• **Goal**: Your job is to restate each entry word for word.

** begin **

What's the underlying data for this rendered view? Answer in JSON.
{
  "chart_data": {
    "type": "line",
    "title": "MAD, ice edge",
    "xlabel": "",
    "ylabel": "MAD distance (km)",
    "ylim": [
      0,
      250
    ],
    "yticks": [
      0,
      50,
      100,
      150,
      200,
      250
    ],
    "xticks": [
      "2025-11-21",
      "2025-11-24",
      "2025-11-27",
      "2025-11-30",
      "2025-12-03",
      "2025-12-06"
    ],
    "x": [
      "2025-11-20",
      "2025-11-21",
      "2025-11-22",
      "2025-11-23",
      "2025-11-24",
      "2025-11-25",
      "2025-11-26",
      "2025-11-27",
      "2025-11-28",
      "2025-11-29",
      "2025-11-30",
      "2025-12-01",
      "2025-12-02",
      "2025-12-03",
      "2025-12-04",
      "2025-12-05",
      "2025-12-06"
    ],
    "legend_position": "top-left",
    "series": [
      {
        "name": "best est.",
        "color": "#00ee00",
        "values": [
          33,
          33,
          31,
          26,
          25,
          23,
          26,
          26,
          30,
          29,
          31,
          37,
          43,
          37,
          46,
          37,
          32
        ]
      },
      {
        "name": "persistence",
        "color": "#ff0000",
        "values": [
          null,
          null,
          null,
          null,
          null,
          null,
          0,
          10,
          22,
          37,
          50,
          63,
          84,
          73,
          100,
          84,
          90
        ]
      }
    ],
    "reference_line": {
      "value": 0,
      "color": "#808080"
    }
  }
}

** end **

• **Response to this task**:
What's the underlying data for this rendered view? Answer in JSON.
{
  "chart_data": {
    "type": "line",
    "title": "MAD, ice edge",
    "xlabel": "",
    "ylabel": "MAD distance (km)",
    "ylim": [
      0,
      250
    ],
    "yticks": [
      0,
      50,
      100,
      150,
      200,
      250
    ],
    "xticks": [
      "2025-11-21",
      "2025-11-24",
      "2025-11-27",
      "2025-11-30",
      "2025-12-03",
      "2025-12-06"
    ],
    "x": [
      "2025-11-20",
      "2025-11-21",
      "2025-11-22",
      "2025-11-23",
      "2025-11-24",
      "2025-11-25",
      "2025-11-26",
      "2025-11-27",
      "2025-11-28",
      "2025-11-29",
      "2025-11-30",
      "2025-12-01",
      "2025-12-02",
      "2025-12-03",
      "2025-12-04",
      "2025-12-05",
      "2025-12-06"
    ],
    "legend_position": "top-left",
    "series": [
      {
        "name": "best est.",
        "color": "#00ee00",
        "values": [
          33,
          33,
          31,
          26,
          25,
          23,
          26,
          26,
          30,
          29,
          31,
          37,
          43,
          37,
          46,
          37,
          32
        ]
      },
      {
        "name": "persistence",
        "color": "#ff0000",
        "values": [
          null,
          null,
          null,
          null,
          null,
          null,
          0,
          10,
          22,
          37,
          50,
          63,
          84,
          73,
          100,
          84,
          90
        ]
      }
    ],
    "reference_line": {
      "value": 0,
      "color": "#808080"
    }
  }
}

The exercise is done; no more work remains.